EXERCISE TASK => Pictures should be excluded; otherwise, copy every entry exactly.

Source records

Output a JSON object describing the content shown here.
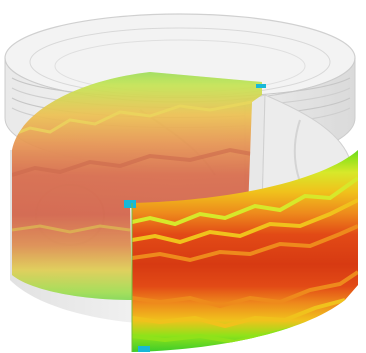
{
  "scene": {
    "subject": "cutaway-piston-skirt-contour",
    "background_color": "#ffffff",
    "ghost_body_color": "#cfcfcf",
    "contour_palette": [
      "#2ec82e",
      "#8fe21a",
      "#d7e82a",
      "#f0c21c",
      "#ee8a1c",
      "#e24a16",
      "#d73a12"
    ],
    "edge_marker_color": "#18b8d8"
  }
}
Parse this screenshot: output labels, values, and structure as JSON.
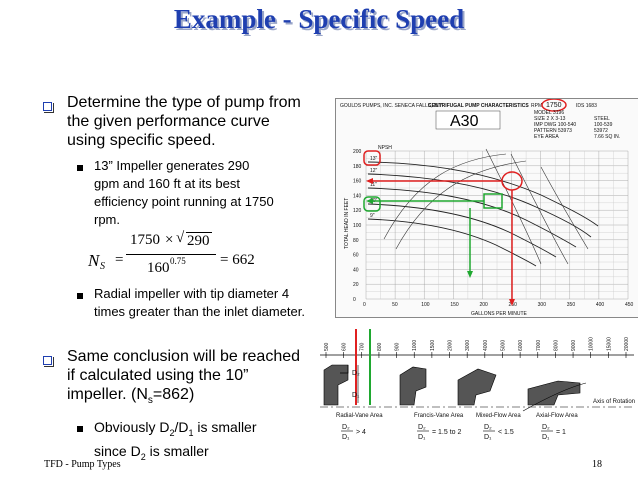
{
  "title": "Example - Specific Speed",
  "bullets": {
    "b1": "Determine the type of pump from the given performance curve using specific speed.",
    "b1_sub1": "13” Impeller generates 290 gpm and 160 ft at its best efficiency point running at 1750 rpm.",
    "equation": {
      "lhs": "N",
      "lhs_sub": "S",
      "num_a": "1750",
      "times": "×",
      "num_b": "290",
      "den_base": "160",
      "den_exp": "0.75",
      "result": "= 662"
    },
    "b1_sub2": "Radial impeller with tip diameter 4 times greater than the inlet diameter.",
    "b2": "Same conclusion will be reached if calculated using the 10” impeller. (N",
    "b2_sub": "s",
    "b2_tail": "=862)",
    "b2_sub1_a": "Obviously D",
    "b2_sub1_a_sub": "2",
    "b2_sub1_b": "/D",
    "b2_sub1_b_sub": "1",
    "b2_sub1_c": " is smaller",
    "b2_sub1_d": "since D",
    "b2_sub1_d_sub": "2",
    "b2_sub1_e": " is smaller"
  },
  "chart": {
    "header_left": "GOULDS PUMPS, INC. SENECA FALLS, N.Y.",
    "header_center": "CENTRIFUGAL PUMP CHARACTERISTICS",
    "rpm_label": "RPM",
    "rpm": "1750",
    "ids": "IDS 1683",
    "model_name": "A30",
    "info": [
      "MODEL 3196",
      "SIZE 2 X 3-13",
      "IMP DWG 100-540",
      "PATTERN 53973",
      "EYE AREA"
    ],
    "info_right": [
      "STEEL",
      "100-539",
      "53972",
      "7.66 SQ IN."
    ],
    "y_axis_label": "TOTAL HEAD IN FEET",
    "y_ticks": [
      "200",
      "180",
      "160",
      "140",
      "120",
      "100",
      "80",
      "60",
      "40",
      "20",
      "0"
    ],
    "x_ticks": [
      "0",
      "50",
      "100",
      "150",
      "200",
      "250",
      "300",
      "350",
      "400",
      "450"
    ],
    "x_axis_label": "GALLONS PER MINUTE",
    "npsh_label": "NPSH",
    "impeller_labels": [
      "13\"",
      "12\"",
      "11\"",
      "10\"",
      "9\""
    ]
  },
  "strip": {
    "top_ticks": [
      "500",
      "600",
      "700",
      "800",
      "900",
      "1000",
      "1500",
      "2000",
      "3000",
      "4000",
      "5000",
      "6000",
      "7000",
      "8000",
      "9000",
      "10000",
      "15000",
      "20000"
    ],
    "d2": "D₂",
    "d1": "D₁",
    "areas": [
      "Radial-Vane Area",
      "Francis-Vane Area",
      "Mixed-Flow Area",
      "Axial-Flow Area"
    ],
    "axis_of_rotation": "Axis of Rotation",
    "ratio1": "> 4",
    "ratio2": "= 1.5 to 2",
    "ratio3": "< 1.5",
    "ratio4": "= 1"
  },
  "footer": {
    "left": "TFD - Pump Types",
    "right": "18"
  },
  "colors": {
    "title": "#1f3fb0",
    "red": "#e02020",
    "green": "#1fa830",
    "bullet_box": "#1f3fb0"
  }
}
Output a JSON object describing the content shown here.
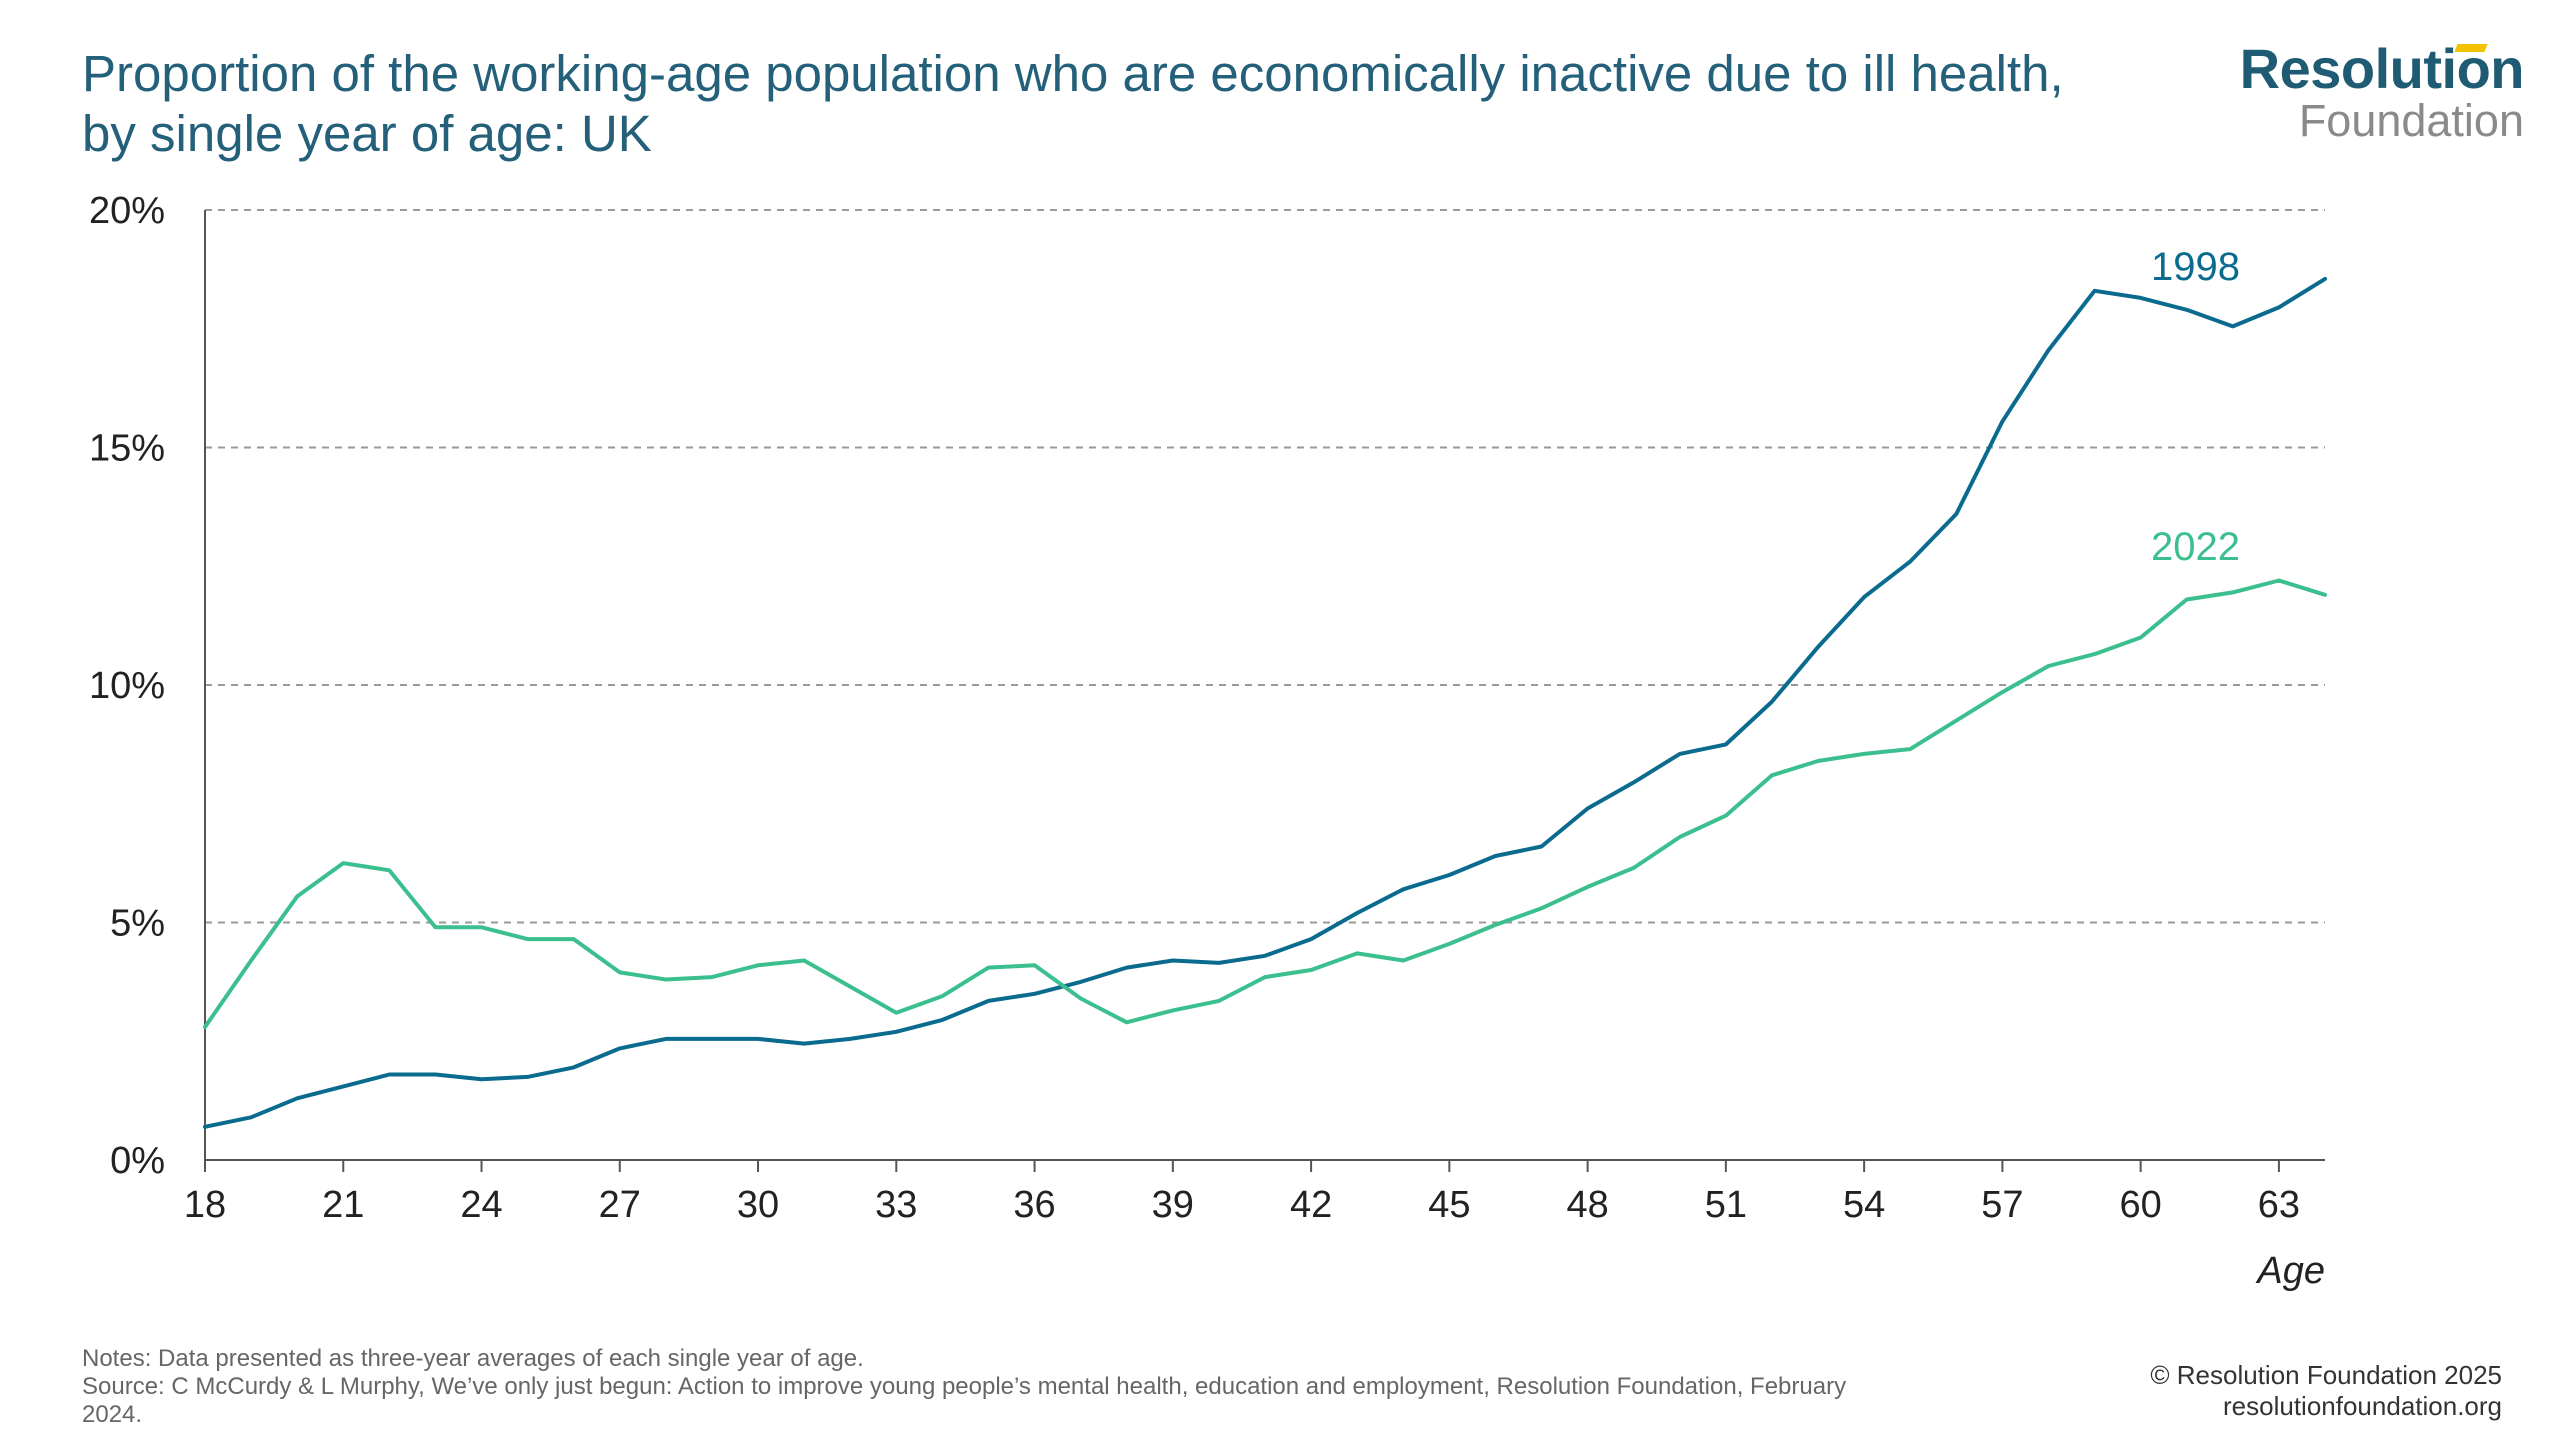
{
  "title": {
    "line1": "Proportion of the working-age population who are economically inactive due to ill health,",
    "line2": "by single year of age: UK"
  },
  "logo": {
    "top": "Resolution",
    "bottom": "Foundation"
  },
  "notes": {
    "line1": "Notes: Data presented as three-year averages of each single year of age.",
    "line2": "Source: C McCurdy & L Murphy, We’ve only just begun: Action to improve young people’s mental health, education and employment, Resolution Foundation, February",
    "line3": "2024."
  },
  "credits": {
    "line1": "© Resolution Foundation 2025",
    "line2": "resolutionfoundation.org"
  },
  "chart_data": {
    "type": "line",
    "xlabel": "Age",
    "ylabel": "",
    "xlim": [
      18,
      64
    ],
    "ylim": [
      0,
      20
    ],
    "y_ticks": [
      {
        "value": 0,
        "label": "0%"
      },
      {
        "value": 5,
        "label": "5%"
      },
      {
        "value": 10,
        "label": "10%"
      },
      {
        "value": 15,
        "label": "15%"
      },
      {
        "value": 20,
        "label": "20%"
      }
    ],
    "x_ticks": [
      18,
      21,
      24,
      27,
      30,
      33,
      36,
      39,
      42,
      45,
      48,
      51,
      54,
      57,
      60,
      63
    ],
    "grid": "horizontal dashed",
    "x": [
      18,
      19,
      20,
      21,
      22,
      23,
      24,
      25,
      26,
      27,
      28,
      29,
      30,
      31,
      32,
      33,
      34,
      35,
      36,
      37,
      38,
      39,
      40,
      41,
      42,
      43,
      44,
      45,
      46,
      47,
      48,
      49,
      50,
      51,
      52,
      53,
      54,
      55,
      56,
      57,
      58,
      59,
      60,
      61,
      62,
      63,
      64
    ],
    "series": [
      {
        "name": "1998",
        "color": "#0a6b8f",
        "values": [
          0.7,
          0.9,
          1.3,
          1.55,
          1.8,
          1.8,
          1.7,
          1.75,
          1.95,
          2.35,
          2.55,
          2.55,
          2.55,
          2.45,
          2.55,
          2.7,
          2.95,
          3.35,
          3.5,
          3.75,
          4.05,
          4.2,
          4.15,
          4.3,
          4.65,
          5.2,
          5.7,
          6.0,
          6.4,
          6.6,
          7.4,
          7.95,
          8.55,
          8.75,
          9.65,
          10.8,
          11.85,
          12.6,
          13.6,
          15.55,
          17.05,
          18.3,
          18.15,
          17.9,
          17.55,
          17.95,
          18.55
        ]
      },
      {
        "name": "2022",
        "color": "#3cbf8e",
        "values": [
          2.8,
          4.2,
          5.55,
          6.25,
          6.1,
          4.9,
          4.9,
          4.65,
          4.65,
          3.95,
          3.8,
          3.85,
          4.1,
          4.2,
          3.65,
          3.1,
          3.45,
          4.05,
          4.1,
          3.4,
          2.9,
          3.15,
          3.35,
          3.85,
          4.0,
          4.35,
          4.2,
          4.55,
          4.95,
          5.3,
          5.75,
          6.15,
          6.8,
          7.25,
          8.1,
          8.4,
          8.55,
          8.65,
          9.25,
          9.85,
          10.4,
          10.65,
          11.0,
          11.8,
          11.95,
          12.2,
          11.9
        ]
      }
    ]
  }
}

ANSWER TO THIS PROBLEM =>
Output a JSON object describing the content shown here.
{
  "scene": {
    "subject": "cutaway-piston-skirt-contour",
    "background_color": "#ffffff",
    "ghost_body_color": "#cfcfcf",
    "contour_palette": [
      "#2ec82e",
      "#8fe21a",
      "#d7e82a",
      "#f0c21c",
      "#ee8a1c",
      "#e24a16",
      "#d73a12"
    ],
    "edge_marker_color": "#18b8d8"
  }
}
Parse this screenshot: output labels, values, and structure as JSON.
{
  "title": "Example - Specific Speed",
  "bullets": {
    "b1": "Determine the type of pump from the given performance curve using specific speed.",
    "b1_sub1": "13” Impeller generates 290 gpm and 160 ft at its best efficiency point running at 1750 rpm.",
    "equation": {
      "lhs": "N",
      "lhs_sub": "S",
      "num_a": "1750",
      "times": "×",
      "num_b": "290",
      "den_base": "160",
      "den_exp": "0.75",
      "result": "= 662"
    },
    "b1_sub2": "Radial impeller with tip diameter 4 times greater than the inlet diameter.",
    "b2": "Same conclusion will be reached if calculated using the 10” impeller. (N",
    "b2_sub": "s",
    "b2_tail": "=862)",
    "b2_sub1_a": "Obviously D",
    "b2_sub1_a_sub": "2",
    "b2_sub1_b": "/D",
    "b2_sub1_b_sub": "1",
    "b2_sub1_c": " is smaller",
    "b2_sub1_d": "since D",
    "b2_sub1_d_sub": "2",
    "b2_sub1_e": " is smaller"
  },
  "chart": {
    "header_left": "GOULDS PUMPS, INC. SENECA FALLS, N.Y.",
    "header_center": "CENTRIFUGAL PUMP CHARACTERISTICS",
    "rpm_label": "RPM",
    "rpm": "1750",
    "ids": "IDS 1683",
    "model_name": "A30",
    "info": [
      "MODEL 3196",
      "SIZE 2 X 3-13",
      "IMP DWG 100-540",
      "PATTERN 53973",
      "EYE AREA"
    ],
    "info_right": [
      "STEEL",
      "100-539",
      "53972",
      "7.66 SQ IN."
    ],
    "y_axis_label": "TOTAL HEAD IN FEET",
    "y_ticks": [
      "200",
      "180",
      "160",
      "140",
      "120",
      "100",
      "80",
      "60",
      "40",
      "20",
      "0"
    ],
    "x_ticks": [
      "0",
      "50",
      "100",
      "150",
      "200",
      "250",
      "300",
      "350",
      "400",
      "450"
    ],
    "x_axis_label": "GALLONS PER MINUTE",
    "npsh_label": "NPSH",
    "impeller_labels": [
      "13\"",
      "12\"",
      "11\"",
      "10\"",
      "9\""
    ]
  },
  "strip": {
    "top_ticks": [
      "500",
      "600",
      "700",
      "800",
      "900",
      "1000",
      "1500",
      "2000",
      "3000",
      "4000",
      "5000",
      "6000",
      "7000",
      "8000",
      "9000",
      "10000",
      "15000",
      "20000"
    ],
    "d2": "D₂",
    "d1": "D₁",
    "areas": [
      "Radial-Vane Area",
      "Francis-Vane Area",
      "Mixed-Flow Area",
      "Axial-Flow Area"
    ],
    "axis_of_rotation": "Axis of Rotation",
    "ratio1": "> 4",
    "ratio2": "= 1.5 to 2",
    "ratio3": "< 1.5",
    "ratio4": "= 1"
  },
  "footer": {
    "left": "TFD - Pump Types",
    "right": "18"
  },
  "colors": {
    "title": "#1f3fb0",
    "red": "#e02020",
    "green": "#1fa830",
    "bullet_box": "#1f3fb0"
  }
}
Output a JSON object describing the content shown here.
{
  "title": {
    "line1": "Proportion of the working-age population who are economically inactive due to ill health,",
    "line2": "by single year of age: UK"
  },
  "logo": {
    "top": "Resolution",
    "bottom": "Foundation"
  },
  "notes": {
    "line1": "Notes: Data presented as three-year averages of each single year of age.",
    "line2": "Source: C McCurdy & L Murphy, We’ve only just begun: Action to improve young people’s mental health, education and employment, Resolution Foundation, February",
    "line3": "2024."
  },
  "credits": {
    "line1": "© Resolution Foundation 2025",
    "line2": "resolutionfoundation.org"
  },
  "chart_data": {
    "type": "line",
    "xlabel": "Age",
    "ylabel": "",
    "xlim": [
      18,
      64
    ],
    "ylim": [
      0,
      20
    ],
    "y_ticks": [
      {
        "value": 0,
        "label": "0%"
      },
      {
        "value": 5,
        "label": "5%"
      },
      {
        "value": 10,
        "label": "10%"
      },
      {
        "value": 15,
        "label": "15%"
      },
      {
        "value": 20,
        "label": "20%"
      }
    ],
    "x_ticks": [
      18,
      21,
      24,
      27,
      30,
      33,
      36,
      39,
      42,
      45,
      48,
      51,
      54,
      57,
      60,
      63
    ],
    "grid": "horizontal dashed",
    "x": [
      18,
      19,
      20,
      21,
      22,
      23,
      24,
      25,
      26,
      27,
      28,
      29,
      30,
      31,
      32,
      33,
      34,
      35,
      36,
      37,
      38,
      39,
      40,
      41,
      42,
      43,
      44,
      45,
      46,
      47,
      48,
      49,
      50,
      51,
      52,
      53,
      54,
      55,
      56,
      57,
      58,
      59,
      60,
      61,
      62,
      63,
      64
    ],
    "series": [
      {
        "name": "1998",
        "color": "#0a6b8f",
        "values": [
          0.7,
          0.9,
          1.3,
          1.55,
          1.8,
          1.8,
          1.7,
          1.75,
          1.95,
          2.35,
          2.55,
          2.55,
          2.55,
          2.45,
          2.55,
          2.7,
          2.95,
          3.35,
          3.5,
          3.75,
          4.05,
          4.2,
          4.15,
          4.3,
          4.65,
          5.2,
          5.7,
          6.0,
          6.4,
          6.6,
          7.4,
          7.95,
          8.55,
          8.75,
          9.65,
          10.8,
          11.85,
          12.6,
          13.6,
          15.55,
          17.05,
          18.3,
          18.15,
          17.9,
          17.55,
          17.95,
          18.55
        ]
      },
      {
        "name": "2022",
        "color": "#3cbf8e",
        "values": [
          2.8,
          4.2,
          5.55,
          6.25,
          6.1,
          4.9,
          4.9,
          4.65,
          4.65,
          3.95,
          3.8,
          3.85,
          4.1,
          4.2,
          3.65,
          3.1,
          3.45,
          4.05,
          4.1,
          3.4,
          2.9,
          3.15,
          3.35,
          3.85,
          4.0,
          4.35,
          4.2,
          4.55,
          4.95,
          5.3,
          5.75,
          6.15,
          6.8,
          7.25,
          8.1,
          8.4,
          8.55,
          8.65,
          9.25,
          9.85,
          10.4,
          10.65,
          11.0,
          11.8,
          11.95,
          12.2,
          11.9
        ]
      }
    ]
  }
}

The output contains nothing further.